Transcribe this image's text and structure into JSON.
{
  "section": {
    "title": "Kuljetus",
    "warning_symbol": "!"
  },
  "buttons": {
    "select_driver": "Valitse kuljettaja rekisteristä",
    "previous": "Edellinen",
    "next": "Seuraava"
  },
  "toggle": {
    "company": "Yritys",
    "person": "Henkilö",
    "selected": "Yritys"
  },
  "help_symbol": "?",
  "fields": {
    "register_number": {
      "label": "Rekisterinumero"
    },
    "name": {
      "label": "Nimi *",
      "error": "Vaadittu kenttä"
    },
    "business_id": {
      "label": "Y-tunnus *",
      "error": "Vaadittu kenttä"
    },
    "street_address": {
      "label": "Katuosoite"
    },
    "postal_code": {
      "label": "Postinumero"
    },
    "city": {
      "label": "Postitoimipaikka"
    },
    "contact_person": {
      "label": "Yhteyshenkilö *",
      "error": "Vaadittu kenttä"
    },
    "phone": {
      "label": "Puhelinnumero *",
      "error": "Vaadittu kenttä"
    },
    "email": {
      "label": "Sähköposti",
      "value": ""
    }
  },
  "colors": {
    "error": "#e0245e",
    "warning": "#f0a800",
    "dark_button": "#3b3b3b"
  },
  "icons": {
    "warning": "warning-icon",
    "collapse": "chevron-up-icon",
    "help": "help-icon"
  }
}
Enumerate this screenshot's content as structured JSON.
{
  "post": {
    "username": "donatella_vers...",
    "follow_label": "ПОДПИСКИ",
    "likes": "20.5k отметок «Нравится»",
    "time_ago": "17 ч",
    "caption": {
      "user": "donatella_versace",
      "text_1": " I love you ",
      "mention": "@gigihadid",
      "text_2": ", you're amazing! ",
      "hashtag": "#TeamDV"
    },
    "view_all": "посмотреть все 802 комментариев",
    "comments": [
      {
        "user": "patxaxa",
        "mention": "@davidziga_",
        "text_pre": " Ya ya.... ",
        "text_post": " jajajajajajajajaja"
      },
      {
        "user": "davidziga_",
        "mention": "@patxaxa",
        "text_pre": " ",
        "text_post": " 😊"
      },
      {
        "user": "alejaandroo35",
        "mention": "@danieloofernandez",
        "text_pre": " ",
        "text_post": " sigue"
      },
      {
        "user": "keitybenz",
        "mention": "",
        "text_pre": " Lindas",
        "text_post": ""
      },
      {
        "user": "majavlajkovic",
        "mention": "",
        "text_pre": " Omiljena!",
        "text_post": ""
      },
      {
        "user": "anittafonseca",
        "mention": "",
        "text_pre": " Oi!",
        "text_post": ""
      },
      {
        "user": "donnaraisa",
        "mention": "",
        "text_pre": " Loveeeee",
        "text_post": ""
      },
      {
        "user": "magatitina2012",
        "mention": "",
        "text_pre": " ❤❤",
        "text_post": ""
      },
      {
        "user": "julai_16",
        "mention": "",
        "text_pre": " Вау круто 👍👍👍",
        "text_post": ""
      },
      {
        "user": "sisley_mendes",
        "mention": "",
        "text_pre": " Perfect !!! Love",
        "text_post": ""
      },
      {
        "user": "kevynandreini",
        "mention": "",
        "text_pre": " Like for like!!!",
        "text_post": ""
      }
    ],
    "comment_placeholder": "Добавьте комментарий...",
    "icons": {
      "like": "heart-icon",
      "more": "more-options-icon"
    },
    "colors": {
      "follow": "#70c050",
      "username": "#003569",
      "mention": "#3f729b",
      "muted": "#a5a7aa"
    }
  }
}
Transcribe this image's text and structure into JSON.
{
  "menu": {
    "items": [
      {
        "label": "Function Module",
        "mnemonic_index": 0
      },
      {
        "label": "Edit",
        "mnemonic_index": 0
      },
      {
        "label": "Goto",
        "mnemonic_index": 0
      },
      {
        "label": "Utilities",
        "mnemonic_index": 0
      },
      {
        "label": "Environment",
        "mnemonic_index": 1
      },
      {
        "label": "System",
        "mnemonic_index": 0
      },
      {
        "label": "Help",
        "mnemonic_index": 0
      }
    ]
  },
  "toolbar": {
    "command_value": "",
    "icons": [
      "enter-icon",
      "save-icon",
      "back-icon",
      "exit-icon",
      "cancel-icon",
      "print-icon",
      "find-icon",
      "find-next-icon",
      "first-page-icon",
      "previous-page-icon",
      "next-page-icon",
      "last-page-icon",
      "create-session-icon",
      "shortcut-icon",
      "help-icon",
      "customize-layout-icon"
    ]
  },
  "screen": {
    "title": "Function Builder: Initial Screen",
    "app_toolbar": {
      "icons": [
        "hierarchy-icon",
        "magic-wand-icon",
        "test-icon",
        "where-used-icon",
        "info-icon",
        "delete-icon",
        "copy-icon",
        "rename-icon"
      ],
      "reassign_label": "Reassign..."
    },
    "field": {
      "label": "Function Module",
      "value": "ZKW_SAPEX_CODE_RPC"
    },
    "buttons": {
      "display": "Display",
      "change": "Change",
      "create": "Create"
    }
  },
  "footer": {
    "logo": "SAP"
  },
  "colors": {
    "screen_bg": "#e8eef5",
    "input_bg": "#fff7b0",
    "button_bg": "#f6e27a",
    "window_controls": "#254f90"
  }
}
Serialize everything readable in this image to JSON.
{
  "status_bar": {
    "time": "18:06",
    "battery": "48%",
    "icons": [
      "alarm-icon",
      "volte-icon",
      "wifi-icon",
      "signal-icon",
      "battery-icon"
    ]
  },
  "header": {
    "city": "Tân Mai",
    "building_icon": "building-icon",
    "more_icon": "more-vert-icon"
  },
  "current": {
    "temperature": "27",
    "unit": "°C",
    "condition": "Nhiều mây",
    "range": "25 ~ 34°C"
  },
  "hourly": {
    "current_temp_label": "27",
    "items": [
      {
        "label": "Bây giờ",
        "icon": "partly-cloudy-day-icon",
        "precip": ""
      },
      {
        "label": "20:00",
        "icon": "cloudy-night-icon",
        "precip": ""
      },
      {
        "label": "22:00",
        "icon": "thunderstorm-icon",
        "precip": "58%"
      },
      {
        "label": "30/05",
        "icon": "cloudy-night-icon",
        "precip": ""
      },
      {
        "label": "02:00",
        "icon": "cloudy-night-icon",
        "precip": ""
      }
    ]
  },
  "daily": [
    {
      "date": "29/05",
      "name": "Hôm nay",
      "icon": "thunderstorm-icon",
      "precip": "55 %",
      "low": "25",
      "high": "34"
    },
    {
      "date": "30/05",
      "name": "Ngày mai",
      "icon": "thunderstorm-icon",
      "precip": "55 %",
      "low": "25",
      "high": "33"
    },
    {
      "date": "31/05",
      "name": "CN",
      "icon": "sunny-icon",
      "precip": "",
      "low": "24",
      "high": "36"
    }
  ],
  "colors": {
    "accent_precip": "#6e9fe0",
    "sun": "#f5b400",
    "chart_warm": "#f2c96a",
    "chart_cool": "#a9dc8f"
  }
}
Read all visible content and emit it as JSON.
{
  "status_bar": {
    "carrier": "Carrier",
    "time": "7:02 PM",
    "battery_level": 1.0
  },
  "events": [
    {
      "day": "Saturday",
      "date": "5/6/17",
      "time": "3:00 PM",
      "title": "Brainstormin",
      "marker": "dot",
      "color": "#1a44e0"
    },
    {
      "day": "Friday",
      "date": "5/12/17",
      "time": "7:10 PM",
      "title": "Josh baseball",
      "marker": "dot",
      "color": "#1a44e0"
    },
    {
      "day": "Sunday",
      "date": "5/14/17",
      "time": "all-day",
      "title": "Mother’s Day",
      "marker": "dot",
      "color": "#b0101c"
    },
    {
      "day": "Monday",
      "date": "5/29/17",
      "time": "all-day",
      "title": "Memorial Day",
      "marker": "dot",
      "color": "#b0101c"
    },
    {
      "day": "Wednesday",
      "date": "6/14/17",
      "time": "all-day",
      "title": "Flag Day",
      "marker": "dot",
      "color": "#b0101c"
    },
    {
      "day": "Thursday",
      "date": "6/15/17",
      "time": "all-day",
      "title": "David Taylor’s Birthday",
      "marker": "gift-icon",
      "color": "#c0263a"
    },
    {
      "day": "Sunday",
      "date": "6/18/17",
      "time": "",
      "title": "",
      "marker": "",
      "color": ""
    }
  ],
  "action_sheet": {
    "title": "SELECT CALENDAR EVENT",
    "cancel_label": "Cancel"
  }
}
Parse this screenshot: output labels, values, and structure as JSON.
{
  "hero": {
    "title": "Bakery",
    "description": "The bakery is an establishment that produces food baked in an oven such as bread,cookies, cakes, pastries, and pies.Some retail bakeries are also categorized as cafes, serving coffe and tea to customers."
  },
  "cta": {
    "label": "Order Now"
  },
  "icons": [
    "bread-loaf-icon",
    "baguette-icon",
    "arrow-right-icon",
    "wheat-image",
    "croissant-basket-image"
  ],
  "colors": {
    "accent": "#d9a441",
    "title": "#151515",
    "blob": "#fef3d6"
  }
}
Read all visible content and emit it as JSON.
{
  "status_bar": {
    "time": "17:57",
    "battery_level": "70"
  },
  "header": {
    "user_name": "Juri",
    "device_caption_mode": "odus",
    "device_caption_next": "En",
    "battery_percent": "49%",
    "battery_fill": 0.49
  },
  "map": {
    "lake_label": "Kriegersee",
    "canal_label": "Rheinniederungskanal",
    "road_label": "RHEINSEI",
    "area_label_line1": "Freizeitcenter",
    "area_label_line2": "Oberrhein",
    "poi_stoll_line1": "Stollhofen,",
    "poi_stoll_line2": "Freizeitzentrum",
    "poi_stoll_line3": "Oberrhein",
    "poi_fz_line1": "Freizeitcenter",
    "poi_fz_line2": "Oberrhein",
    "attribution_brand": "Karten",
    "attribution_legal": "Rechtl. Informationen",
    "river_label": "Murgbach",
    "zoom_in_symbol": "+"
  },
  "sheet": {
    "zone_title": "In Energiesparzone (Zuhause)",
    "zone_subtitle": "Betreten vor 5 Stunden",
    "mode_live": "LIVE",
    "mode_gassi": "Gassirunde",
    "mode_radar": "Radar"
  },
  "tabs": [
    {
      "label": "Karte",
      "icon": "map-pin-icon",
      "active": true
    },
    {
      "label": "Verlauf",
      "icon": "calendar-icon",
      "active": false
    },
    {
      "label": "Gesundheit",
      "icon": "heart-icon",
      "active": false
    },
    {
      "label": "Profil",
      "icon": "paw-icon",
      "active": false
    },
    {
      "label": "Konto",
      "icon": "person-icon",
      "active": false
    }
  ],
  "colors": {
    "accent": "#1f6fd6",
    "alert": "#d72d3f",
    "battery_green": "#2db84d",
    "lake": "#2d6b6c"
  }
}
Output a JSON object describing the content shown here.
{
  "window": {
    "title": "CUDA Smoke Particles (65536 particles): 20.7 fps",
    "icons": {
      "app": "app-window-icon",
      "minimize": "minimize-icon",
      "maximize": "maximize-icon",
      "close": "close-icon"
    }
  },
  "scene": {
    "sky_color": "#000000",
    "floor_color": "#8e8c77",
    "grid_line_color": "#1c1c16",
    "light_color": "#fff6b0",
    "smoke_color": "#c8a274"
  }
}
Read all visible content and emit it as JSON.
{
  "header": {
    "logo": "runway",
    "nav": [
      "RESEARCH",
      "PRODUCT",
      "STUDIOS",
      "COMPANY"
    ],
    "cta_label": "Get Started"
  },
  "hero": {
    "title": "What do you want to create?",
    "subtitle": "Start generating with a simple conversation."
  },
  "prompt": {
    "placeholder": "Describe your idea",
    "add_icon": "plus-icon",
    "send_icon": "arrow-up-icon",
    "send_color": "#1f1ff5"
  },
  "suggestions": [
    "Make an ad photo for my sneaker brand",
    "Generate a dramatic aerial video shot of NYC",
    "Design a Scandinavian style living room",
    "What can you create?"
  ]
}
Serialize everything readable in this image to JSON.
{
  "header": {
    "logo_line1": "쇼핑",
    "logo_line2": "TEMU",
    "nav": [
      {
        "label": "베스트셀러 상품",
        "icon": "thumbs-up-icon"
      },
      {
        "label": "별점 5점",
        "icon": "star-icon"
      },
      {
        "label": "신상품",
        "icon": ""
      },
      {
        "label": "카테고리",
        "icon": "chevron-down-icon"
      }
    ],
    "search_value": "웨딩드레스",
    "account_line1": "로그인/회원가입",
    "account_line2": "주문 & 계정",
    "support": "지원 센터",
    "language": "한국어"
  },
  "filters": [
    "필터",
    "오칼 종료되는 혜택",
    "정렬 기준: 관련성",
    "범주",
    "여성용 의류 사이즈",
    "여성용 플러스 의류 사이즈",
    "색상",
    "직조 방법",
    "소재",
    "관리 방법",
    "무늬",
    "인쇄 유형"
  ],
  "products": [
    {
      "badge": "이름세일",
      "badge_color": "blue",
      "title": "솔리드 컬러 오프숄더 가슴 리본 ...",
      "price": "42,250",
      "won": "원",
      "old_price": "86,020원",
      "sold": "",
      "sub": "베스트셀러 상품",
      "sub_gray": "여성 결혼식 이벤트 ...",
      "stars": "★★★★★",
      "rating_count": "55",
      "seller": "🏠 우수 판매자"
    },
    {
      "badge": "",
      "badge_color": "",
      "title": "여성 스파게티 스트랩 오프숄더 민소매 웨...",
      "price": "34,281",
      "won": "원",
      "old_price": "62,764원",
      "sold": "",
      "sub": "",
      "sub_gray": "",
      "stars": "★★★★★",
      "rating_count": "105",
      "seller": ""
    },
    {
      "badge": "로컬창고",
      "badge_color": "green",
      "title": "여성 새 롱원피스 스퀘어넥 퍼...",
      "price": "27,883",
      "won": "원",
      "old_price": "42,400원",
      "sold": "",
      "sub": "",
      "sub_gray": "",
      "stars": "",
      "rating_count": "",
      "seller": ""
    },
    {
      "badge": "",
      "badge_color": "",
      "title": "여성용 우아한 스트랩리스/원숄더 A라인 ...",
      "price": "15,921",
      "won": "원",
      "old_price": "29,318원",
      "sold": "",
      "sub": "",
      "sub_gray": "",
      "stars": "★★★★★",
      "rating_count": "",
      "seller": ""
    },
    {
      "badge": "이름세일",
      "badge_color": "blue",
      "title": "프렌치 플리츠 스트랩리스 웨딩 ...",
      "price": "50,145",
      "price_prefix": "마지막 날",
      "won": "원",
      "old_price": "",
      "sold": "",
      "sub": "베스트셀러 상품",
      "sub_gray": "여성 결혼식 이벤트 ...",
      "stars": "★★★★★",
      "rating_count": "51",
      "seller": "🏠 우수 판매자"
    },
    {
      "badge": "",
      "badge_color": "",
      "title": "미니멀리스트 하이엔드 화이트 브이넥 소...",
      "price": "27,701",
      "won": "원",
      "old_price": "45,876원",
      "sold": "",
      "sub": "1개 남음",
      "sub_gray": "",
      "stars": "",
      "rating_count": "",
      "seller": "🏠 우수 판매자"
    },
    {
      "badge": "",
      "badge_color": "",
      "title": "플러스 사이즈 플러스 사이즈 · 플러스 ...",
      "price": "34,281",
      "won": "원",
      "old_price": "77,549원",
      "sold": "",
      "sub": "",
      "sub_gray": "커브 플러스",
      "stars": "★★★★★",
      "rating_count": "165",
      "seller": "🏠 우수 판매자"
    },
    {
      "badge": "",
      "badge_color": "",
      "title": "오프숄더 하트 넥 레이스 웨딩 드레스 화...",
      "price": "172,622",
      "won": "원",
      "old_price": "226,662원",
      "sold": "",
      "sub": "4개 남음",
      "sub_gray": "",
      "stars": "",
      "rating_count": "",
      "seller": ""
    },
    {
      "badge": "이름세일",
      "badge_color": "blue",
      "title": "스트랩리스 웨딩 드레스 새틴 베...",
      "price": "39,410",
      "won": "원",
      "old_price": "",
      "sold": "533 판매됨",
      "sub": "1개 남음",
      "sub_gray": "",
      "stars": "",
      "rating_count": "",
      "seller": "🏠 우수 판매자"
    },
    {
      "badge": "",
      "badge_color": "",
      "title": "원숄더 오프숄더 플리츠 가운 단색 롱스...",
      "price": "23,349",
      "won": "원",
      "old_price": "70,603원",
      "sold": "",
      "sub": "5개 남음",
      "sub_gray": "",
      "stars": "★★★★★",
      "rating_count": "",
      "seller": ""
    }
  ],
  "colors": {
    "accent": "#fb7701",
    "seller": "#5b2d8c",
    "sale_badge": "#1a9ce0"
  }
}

--------------------

● **Aim**:
From the data above, gather every line that includes the word "more".

● **Solution to this exercise**:
      "more": "more-options-icon"
    "more_icon": "more-vert-icon"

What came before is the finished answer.